— start of RECORD SET —

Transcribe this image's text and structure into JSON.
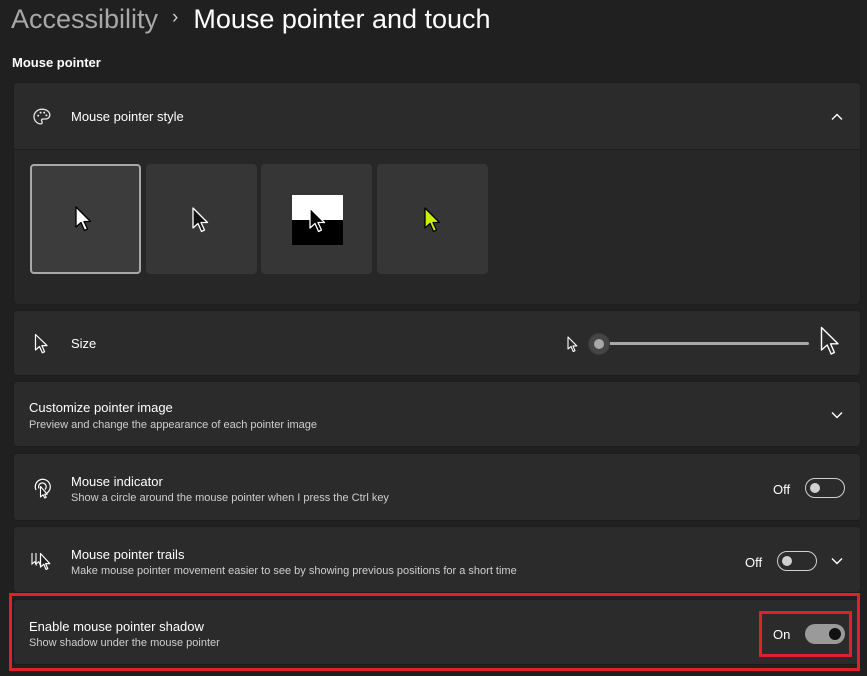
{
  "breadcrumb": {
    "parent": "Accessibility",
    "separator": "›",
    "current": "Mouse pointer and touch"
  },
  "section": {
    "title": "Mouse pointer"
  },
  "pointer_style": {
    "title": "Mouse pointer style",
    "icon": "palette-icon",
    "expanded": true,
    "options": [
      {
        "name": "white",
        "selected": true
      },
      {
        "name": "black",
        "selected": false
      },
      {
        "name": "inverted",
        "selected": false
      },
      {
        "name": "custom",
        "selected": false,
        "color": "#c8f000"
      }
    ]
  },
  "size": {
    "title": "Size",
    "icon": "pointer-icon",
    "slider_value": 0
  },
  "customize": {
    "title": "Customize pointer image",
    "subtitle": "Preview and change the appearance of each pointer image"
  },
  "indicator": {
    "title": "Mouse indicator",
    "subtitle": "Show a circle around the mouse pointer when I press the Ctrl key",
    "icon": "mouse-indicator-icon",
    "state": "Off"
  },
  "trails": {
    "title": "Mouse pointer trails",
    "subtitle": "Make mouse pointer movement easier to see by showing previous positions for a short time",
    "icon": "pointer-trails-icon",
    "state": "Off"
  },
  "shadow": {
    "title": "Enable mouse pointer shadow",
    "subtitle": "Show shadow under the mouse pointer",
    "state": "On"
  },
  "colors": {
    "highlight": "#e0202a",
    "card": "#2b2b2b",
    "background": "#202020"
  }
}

— end of RECORD SET —

**WORK REQUIRED**
Print all of the entries word for word. Omit the pictures they contain.

**RESULT OF THE EXERCISE**
Transcribe this image's text and structure into JSON.
{
  "breadcrumb": {
    "parent": "Accessibility",
    "separator": "›",
    "current": "Mouse pointer and touch"
  },
  "section": {
    "title": "Mouse pointer"
  },
  "pointer_style": {
    "title": "Mouse pointer style",
    "icon": "palette-icon",
    "expanded": true,
    "options": [
      {
        "name": "white",
        "selected": true
      },
      {
        "name": "black",
        "selected": false
      },
      {
        "name": "inverted",
        "selected": false
      },
      {
        "name": "custom",
        "selected": false,
        "color": "#c8f000"
      }
    ]
  },
  "size": {
    "title": "Size",
    "icon": "pointer-icon",
    "slider_value": 0
  },
  "customize": {
    "title": "Customize pointer image",
    "subtitle": "Preview and change the appearance of each pointer image"
  },
  "indicator": {
    "title": "Mouse indicator",
    "subtitle": "Show a circle around the mouse pointer when I press the Ctrl key",
    "icon": "mouse-indicator-icon",
    "state": "Off"
  },
  "trails": {
    "title": "Mouse pointer trails",
    "subtitle": "Make mouse pointer movement easier to see by showing previous positions for a short time",
    "icon": "pointer-trails-icon",
    "state": "Off"
  },
  "shadow": {
    "title": "Enable mouse pointer shadow",
    "subtitle": "Show shadow under the mouse pointer",
    "state": "On"
  },
  "colors": {
    "highlight": "#e0202a",
    "card": "#2b2b2b",
    "background": "#202020"
  }
}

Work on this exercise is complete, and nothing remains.